Stored data entries
################

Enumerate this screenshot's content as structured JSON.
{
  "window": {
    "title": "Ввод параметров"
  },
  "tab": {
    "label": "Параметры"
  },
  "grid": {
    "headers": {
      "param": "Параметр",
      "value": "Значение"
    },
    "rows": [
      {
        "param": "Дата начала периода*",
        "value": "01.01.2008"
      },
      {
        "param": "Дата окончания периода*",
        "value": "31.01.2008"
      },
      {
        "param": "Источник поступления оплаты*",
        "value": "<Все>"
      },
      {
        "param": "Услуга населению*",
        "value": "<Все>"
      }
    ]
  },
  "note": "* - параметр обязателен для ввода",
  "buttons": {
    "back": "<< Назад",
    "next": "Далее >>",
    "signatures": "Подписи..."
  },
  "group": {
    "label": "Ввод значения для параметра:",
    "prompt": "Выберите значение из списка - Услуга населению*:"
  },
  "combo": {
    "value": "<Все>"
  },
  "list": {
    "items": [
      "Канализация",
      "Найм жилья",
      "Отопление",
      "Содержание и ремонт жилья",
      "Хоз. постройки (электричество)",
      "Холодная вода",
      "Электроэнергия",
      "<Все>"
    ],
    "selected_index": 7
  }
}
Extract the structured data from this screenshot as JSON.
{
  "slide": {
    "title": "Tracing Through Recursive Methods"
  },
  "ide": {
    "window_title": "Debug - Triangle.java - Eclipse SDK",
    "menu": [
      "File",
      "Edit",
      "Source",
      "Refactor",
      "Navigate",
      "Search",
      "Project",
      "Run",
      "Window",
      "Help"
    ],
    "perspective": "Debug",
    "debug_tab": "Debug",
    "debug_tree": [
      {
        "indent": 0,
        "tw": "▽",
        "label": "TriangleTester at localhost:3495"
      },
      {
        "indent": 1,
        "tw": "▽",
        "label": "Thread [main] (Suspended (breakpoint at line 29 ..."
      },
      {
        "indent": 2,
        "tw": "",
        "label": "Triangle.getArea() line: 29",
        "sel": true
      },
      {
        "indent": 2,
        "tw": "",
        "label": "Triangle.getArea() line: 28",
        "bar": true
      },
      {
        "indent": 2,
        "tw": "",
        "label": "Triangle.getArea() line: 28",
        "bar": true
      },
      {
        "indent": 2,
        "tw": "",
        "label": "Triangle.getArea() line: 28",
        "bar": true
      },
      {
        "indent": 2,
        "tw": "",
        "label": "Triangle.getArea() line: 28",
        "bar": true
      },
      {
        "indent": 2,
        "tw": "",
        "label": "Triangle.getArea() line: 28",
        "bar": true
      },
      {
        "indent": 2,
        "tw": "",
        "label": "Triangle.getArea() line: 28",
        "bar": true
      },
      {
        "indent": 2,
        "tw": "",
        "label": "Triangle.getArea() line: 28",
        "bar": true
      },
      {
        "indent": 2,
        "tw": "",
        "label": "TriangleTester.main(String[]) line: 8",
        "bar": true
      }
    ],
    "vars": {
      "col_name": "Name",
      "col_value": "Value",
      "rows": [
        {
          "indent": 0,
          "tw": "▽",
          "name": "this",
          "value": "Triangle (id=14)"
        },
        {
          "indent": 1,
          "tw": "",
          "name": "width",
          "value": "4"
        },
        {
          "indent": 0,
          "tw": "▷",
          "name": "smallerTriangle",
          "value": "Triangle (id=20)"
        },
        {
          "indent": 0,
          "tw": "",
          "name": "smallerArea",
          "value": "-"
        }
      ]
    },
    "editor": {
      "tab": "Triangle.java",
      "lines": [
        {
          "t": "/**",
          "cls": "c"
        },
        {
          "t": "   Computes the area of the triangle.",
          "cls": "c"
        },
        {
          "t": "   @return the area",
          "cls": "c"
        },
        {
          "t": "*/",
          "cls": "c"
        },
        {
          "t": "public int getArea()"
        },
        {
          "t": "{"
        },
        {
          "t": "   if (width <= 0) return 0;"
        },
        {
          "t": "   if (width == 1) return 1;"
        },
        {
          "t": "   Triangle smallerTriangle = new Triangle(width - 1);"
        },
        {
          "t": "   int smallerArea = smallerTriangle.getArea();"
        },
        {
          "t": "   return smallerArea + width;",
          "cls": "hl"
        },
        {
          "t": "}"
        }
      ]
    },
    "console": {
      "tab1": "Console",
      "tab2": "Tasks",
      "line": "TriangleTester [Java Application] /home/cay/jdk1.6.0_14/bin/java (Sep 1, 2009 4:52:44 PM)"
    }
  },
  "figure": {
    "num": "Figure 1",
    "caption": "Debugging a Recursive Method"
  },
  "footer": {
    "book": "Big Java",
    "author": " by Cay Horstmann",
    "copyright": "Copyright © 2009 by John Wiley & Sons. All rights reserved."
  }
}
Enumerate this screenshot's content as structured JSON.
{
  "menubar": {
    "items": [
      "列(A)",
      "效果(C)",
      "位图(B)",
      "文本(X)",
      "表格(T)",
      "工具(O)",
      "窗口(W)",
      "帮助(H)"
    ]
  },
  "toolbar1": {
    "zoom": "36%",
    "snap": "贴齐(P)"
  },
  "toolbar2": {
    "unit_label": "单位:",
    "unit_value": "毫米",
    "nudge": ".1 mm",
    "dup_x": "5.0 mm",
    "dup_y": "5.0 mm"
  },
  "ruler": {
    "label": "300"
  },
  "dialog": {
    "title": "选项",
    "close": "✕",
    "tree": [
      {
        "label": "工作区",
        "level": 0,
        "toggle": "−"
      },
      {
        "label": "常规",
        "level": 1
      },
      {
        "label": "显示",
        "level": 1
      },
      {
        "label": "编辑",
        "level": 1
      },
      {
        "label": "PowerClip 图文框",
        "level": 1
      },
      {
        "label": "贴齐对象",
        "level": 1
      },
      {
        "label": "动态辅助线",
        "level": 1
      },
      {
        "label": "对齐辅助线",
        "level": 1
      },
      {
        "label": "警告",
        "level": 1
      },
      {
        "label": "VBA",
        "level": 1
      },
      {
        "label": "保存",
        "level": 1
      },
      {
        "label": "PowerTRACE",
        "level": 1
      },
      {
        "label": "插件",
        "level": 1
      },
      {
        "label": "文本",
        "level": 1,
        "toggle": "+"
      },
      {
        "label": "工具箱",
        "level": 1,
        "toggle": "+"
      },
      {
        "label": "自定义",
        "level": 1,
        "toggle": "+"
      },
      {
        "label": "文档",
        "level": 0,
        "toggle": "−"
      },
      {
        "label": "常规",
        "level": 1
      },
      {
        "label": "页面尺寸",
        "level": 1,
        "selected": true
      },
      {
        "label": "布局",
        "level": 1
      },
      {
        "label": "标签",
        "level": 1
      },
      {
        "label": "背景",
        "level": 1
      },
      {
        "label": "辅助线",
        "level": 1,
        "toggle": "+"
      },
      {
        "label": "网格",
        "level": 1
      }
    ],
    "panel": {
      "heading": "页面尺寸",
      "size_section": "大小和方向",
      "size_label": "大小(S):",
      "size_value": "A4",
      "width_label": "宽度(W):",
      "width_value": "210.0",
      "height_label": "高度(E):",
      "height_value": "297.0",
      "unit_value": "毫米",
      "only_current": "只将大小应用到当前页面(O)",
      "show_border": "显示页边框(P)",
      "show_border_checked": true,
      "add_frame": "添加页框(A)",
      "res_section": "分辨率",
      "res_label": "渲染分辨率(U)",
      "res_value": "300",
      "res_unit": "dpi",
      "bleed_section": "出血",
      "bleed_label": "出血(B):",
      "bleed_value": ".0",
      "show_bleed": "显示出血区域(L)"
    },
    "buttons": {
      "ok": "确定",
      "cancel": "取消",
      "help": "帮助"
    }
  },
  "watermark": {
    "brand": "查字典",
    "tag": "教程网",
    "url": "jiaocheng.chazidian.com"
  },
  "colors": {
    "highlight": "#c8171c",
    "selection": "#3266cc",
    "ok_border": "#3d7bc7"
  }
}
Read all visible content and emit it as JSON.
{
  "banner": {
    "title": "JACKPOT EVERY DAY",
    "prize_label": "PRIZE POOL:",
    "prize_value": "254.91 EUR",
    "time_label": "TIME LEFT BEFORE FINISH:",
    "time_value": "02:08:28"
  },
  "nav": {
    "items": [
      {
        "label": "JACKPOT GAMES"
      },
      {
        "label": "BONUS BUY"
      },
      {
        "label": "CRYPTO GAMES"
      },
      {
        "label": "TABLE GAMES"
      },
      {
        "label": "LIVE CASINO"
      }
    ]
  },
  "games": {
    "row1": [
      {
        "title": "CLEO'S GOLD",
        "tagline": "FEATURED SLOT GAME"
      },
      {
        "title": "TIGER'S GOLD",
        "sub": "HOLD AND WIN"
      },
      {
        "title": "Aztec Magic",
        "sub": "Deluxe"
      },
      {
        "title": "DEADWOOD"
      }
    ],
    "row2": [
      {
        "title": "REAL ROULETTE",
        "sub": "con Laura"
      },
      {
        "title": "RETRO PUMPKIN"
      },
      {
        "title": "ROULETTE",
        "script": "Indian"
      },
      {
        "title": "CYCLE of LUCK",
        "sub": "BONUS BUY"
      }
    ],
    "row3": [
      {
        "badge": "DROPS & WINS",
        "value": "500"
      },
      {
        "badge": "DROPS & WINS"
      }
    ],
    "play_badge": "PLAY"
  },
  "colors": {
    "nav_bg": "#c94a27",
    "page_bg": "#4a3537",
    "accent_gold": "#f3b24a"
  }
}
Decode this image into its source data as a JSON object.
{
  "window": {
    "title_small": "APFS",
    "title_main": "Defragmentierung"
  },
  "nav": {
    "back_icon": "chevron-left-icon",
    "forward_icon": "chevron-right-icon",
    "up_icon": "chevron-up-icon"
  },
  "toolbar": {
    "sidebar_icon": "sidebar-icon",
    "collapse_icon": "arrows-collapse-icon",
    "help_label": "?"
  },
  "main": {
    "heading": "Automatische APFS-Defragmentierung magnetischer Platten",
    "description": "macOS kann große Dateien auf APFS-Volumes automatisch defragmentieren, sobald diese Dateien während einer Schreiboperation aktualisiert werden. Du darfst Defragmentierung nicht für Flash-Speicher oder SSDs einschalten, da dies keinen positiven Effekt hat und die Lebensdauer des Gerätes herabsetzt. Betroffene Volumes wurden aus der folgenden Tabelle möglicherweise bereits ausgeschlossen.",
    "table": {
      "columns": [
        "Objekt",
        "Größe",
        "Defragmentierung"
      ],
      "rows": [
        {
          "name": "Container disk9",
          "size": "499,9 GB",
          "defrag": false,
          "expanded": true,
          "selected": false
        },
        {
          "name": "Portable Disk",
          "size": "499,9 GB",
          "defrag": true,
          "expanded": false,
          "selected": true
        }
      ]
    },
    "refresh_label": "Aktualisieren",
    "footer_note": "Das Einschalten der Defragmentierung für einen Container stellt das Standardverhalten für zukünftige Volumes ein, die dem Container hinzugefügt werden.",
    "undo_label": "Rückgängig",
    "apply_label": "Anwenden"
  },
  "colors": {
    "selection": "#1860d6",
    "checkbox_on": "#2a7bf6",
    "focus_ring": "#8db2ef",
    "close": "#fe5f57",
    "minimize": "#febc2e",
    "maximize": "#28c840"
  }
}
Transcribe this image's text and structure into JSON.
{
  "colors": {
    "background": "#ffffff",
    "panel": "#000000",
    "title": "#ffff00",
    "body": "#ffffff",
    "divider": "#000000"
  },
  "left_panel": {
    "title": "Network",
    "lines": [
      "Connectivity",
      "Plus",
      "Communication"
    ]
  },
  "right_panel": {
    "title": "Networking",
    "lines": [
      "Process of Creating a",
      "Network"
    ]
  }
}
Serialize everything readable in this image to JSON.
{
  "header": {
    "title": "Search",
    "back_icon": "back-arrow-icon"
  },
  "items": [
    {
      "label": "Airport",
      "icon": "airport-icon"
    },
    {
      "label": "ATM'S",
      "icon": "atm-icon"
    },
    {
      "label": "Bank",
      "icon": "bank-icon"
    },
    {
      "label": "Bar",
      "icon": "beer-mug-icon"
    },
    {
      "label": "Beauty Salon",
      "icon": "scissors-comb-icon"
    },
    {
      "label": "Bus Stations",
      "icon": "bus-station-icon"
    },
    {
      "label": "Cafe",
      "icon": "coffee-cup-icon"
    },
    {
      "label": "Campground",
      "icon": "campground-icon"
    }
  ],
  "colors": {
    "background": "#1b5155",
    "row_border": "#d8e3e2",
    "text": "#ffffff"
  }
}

################

# Your instructions:
Find the string "Услуга" in the records, then copy each line where it occurs.

# Full solution:
        "param": "Услуга населению*",
    "prompt": "Выберите значение из списка - Услуга населению*:"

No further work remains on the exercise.